Listings excerpted from a collection =>
=-=-=

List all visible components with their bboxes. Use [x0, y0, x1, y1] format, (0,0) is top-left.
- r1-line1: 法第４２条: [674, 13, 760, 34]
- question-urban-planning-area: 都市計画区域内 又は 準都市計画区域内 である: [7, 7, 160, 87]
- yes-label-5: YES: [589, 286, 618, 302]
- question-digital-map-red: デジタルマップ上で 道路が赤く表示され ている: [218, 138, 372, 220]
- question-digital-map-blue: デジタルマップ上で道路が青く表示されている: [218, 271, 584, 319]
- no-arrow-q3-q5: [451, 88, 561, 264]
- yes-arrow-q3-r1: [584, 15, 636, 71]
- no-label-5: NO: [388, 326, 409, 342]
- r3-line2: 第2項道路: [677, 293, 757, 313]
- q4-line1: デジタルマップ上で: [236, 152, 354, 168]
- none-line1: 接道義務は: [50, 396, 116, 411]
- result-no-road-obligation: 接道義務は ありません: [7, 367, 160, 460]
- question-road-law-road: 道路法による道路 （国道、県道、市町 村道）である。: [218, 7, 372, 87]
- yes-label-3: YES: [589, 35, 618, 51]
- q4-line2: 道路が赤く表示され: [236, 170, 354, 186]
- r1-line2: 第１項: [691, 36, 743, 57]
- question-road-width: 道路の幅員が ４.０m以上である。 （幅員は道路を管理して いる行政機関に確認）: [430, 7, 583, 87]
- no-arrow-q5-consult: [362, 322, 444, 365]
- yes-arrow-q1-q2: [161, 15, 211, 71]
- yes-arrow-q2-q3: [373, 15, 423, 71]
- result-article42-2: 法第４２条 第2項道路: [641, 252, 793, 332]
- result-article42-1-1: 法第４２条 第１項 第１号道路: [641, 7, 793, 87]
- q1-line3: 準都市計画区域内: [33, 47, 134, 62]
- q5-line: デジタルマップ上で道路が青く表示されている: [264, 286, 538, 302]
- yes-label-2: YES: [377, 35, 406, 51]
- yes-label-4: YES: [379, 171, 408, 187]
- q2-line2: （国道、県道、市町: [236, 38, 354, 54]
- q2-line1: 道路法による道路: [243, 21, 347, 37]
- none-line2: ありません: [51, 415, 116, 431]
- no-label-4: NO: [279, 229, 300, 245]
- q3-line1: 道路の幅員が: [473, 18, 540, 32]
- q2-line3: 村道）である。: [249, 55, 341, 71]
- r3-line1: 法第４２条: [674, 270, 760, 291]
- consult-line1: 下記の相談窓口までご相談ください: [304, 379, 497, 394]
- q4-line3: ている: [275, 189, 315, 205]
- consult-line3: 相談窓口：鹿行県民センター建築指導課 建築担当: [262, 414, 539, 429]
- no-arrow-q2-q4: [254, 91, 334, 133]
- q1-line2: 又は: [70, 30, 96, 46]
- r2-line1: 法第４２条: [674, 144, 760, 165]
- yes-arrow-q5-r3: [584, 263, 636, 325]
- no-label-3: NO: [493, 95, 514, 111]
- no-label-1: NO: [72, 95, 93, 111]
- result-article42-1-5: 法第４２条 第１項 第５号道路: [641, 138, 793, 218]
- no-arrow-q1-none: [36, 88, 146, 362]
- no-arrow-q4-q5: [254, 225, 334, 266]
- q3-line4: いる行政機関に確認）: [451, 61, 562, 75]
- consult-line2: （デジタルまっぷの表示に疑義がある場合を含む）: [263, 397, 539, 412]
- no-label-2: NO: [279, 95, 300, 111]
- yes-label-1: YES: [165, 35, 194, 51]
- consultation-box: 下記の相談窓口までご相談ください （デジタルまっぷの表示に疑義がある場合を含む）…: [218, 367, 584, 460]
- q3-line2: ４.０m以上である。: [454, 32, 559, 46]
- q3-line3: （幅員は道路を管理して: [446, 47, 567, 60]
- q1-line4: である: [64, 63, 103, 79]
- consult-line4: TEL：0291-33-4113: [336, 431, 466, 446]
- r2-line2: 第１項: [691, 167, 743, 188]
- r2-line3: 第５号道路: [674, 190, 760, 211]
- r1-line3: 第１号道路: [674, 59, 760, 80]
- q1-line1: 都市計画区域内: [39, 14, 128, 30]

=-=-=

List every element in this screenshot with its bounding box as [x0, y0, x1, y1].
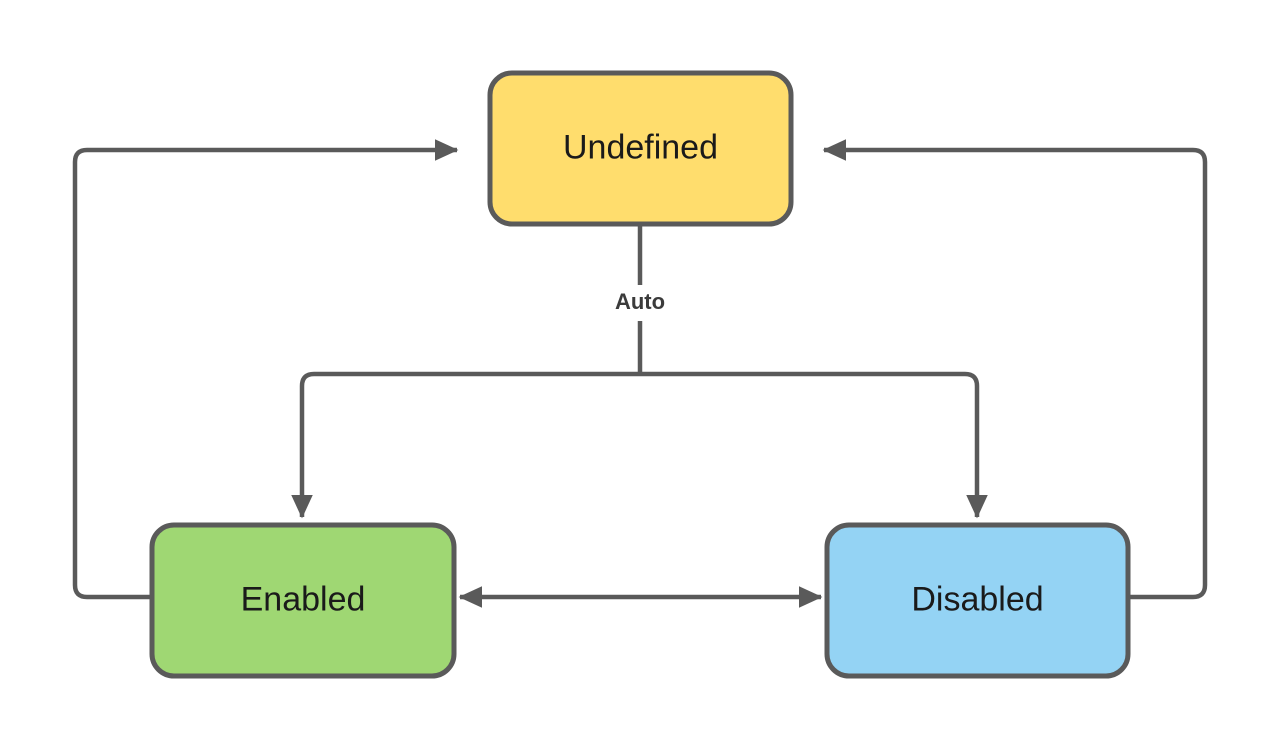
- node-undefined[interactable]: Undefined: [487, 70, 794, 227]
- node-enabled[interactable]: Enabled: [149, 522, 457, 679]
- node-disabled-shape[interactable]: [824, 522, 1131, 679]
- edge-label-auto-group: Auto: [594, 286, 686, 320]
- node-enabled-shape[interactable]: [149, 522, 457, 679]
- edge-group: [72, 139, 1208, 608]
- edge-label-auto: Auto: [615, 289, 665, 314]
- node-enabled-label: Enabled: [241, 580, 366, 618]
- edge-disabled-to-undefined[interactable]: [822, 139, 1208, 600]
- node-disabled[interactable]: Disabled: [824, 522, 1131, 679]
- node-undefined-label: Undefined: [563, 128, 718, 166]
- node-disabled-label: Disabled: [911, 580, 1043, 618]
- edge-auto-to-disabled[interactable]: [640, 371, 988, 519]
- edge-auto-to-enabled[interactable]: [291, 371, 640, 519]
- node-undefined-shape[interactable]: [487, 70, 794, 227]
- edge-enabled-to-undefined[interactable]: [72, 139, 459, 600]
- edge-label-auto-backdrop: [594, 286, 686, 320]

=-=-=

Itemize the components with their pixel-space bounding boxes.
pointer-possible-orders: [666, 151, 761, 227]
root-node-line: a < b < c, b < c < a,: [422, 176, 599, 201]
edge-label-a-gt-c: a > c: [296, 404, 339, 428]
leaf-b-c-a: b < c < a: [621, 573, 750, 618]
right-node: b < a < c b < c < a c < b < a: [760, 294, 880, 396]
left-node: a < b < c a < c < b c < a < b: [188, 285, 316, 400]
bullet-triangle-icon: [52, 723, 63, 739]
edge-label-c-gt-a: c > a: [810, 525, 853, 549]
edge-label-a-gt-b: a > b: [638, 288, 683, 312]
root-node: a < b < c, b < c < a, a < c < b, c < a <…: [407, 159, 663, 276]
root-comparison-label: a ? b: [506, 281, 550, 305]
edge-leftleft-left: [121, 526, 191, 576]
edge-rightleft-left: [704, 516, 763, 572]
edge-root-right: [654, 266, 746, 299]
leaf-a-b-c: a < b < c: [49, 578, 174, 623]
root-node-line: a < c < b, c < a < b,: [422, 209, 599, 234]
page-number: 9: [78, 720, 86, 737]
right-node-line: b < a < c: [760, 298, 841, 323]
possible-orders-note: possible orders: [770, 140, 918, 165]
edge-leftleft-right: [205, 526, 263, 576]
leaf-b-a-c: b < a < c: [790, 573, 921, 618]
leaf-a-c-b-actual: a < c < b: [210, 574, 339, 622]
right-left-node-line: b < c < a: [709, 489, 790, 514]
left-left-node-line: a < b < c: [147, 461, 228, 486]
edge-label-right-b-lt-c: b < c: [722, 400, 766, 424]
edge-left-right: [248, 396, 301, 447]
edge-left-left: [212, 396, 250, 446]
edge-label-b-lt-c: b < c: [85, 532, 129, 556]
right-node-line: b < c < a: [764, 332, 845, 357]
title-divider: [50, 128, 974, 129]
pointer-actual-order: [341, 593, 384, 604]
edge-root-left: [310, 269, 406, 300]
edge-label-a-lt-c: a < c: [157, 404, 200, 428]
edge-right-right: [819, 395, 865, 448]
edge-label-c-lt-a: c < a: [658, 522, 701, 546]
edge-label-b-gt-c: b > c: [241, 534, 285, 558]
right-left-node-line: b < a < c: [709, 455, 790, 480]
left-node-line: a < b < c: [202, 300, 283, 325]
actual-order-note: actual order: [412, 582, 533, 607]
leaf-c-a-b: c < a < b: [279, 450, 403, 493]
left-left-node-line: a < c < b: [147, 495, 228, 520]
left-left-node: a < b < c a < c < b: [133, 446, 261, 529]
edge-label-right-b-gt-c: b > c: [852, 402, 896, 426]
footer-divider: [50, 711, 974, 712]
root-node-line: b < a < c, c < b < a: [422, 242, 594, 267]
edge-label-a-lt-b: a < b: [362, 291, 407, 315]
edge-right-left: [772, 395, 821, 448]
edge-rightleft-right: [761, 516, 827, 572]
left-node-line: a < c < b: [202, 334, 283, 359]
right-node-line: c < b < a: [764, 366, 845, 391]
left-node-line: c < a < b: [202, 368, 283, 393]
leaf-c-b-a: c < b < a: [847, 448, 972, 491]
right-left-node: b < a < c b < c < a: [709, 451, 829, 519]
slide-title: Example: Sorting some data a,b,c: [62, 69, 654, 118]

=-=-=

To do => Recast the listing lines starting at the line containing "List all visible" and ending at the line containing "271, 584, 319]" as a JSON list of strings, one string per line, leaving out any blank lines.

Completed task =>
[
  "List all visible components with their bboxes. Use [x0, y0, x1, y1] format, (0,0) is top-left.",
  "- r1-line1: 法第４２条: [674, 13, 760, 34]",
  "- question-urban-planning-area: 都市計画区域内 又は 準都市計画区域内 である: [7, 7, 160, 87]",
  "- yes-label-5: YES: [589, 286, 618, 302]",
  "- question-digital-map-red: デジタルマップ上で 道路が赤く表示され ている: [218, 138, 372, 220]",
  "- question-digital-map-blue: デジタルマップ上で道路が青く表示されている: [218, 271, 584, 319]"
]